## Data shown
--------------------------------------------------

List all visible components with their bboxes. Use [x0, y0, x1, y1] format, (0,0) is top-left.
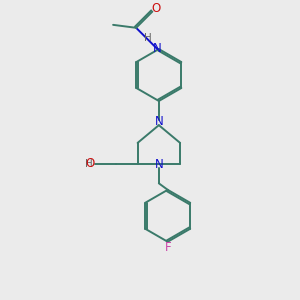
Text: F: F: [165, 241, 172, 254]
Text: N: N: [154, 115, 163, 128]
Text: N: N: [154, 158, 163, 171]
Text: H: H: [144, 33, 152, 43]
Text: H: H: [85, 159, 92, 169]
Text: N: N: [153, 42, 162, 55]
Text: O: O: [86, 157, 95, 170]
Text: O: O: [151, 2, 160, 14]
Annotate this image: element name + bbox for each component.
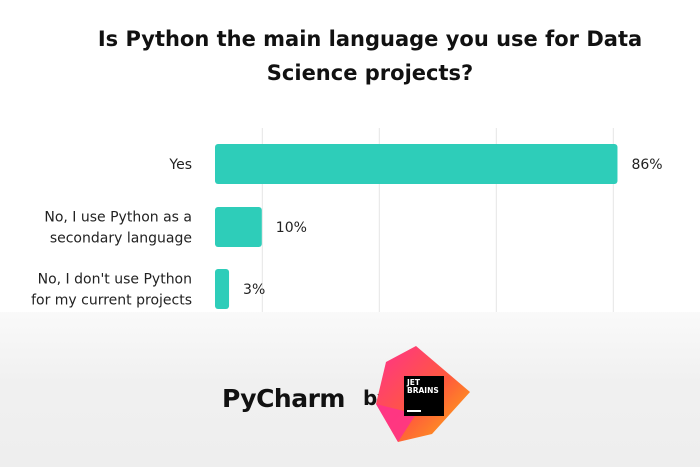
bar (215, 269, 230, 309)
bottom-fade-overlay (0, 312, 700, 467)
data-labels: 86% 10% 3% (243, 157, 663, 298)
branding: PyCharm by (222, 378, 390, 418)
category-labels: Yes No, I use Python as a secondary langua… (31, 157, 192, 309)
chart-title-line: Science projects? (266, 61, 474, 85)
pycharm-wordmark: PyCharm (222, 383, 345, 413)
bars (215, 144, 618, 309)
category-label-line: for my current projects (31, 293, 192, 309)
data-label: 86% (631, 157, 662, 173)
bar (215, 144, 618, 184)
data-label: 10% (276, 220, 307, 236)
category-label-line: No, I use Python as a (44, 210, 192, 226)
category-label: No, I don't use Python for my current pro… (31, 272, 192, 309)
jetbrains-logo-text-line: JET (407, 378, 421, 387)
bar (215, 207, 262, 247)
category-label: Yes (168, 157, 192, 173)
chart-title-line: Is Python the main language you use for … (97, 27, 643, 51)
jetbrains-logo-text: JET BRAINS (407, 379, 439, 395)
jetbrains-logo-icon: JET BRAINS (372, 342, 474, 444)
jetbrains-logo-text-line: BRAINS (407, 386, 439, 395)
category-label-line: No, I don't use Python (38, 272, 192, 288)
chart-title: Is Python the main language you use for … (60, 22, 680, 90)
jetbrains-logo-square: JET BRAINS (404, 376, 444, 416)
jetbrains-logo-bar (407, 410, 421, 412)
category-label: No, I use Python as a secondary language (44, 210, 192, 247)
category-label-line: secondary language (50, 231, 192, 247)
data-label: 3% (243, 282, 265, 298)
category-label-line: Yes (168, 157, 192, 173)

--------------------------------------------------

## Instructions to follow
Rewrite all the records above without the pictures, replacing every occurrence of "category-label-line" with "category-text-line" and leaving everything else unchanged.

## Result of the exercise
List all visible components with their bboxes. Use [x0, y0, x1, y1] format, (0,0) is top-left.
Text: F: F: [165, 241, 172, 254]
Text: N: N: [154, 115, 163, 128]
Text: N: N: [154, 158, 163, 171]
Text: H: H: [144, 33, 152, 43]
Text: H: H: [85, 159, 92, 169]
Text: N: N: [153, 42, 162, 55]
Text: O: O: [86, 157, 95, 170]
Text: O: O: [151, 2, 160, 14]
Annotate this image: element name + bbox for each component.
bar (215, 269, 230, 309)
bottom-fade-overlay (0, 312, 700, 467)
data-labels: 86% 10% 3% (243, 157, 663, 298)
branding: PyCharm by (222, 378, 390, 418)
category-labels: Yes No, I use Python as a secondary langua… (31, 157, 192, 309)
chart-title-line: Science projects? (266, 61, 474, 85)
pycharm-wordmark: PyCharm (222, 383, 345, 413)
bars (215, 144, 618, 309)
category-text-line: for my current projects (31, 293, 192, 309)
data-label: 86% (631, 157, 662, 173)
bar (215, 144, 618, 184)
data-label: 10% (276, 220, 307, 236)
category-text-line: No, I use Python as a (44, 210, 192, 226)
category-label: No, I don't use Python for my current pro… (31, 272, 192, 309)
jetbrains-logo-text-line: JET (407, 378, 421, 387)
bar (215, 207, 262, 247)
category-label: Yes (168, 157, 192, 173)
chart-title-line: Is Python the main language you use for … (97, 27, 643, 51)
jetbrains-logo-text: JET BRAINS (407, 379, 439, 395)
jetbrains-logo-icon: JET BRAINS (372, 342, 474, 444)
jetbrains-logo-text-line: BRAINS (407, 386, 439, 395)
category-text-line: No, I don't use Python (38, 272, 192, 288)
chart-title: Is Python the main language you use for … (60, 22, 680, 90)
jetbrains-logo-square: JET BRAINS (404, 376, 444, 416)
jetbrains-logo-bar (407, 410, 421, 412)
category-label: No, I use Python as a secondary language (44, 210, 192, 247)
category-text-line: secondary language (50, 231, 192, 247)
data-label: 3% (243, 282, 265, 298)
category-text-line: Yes (168, 157, 192, 173)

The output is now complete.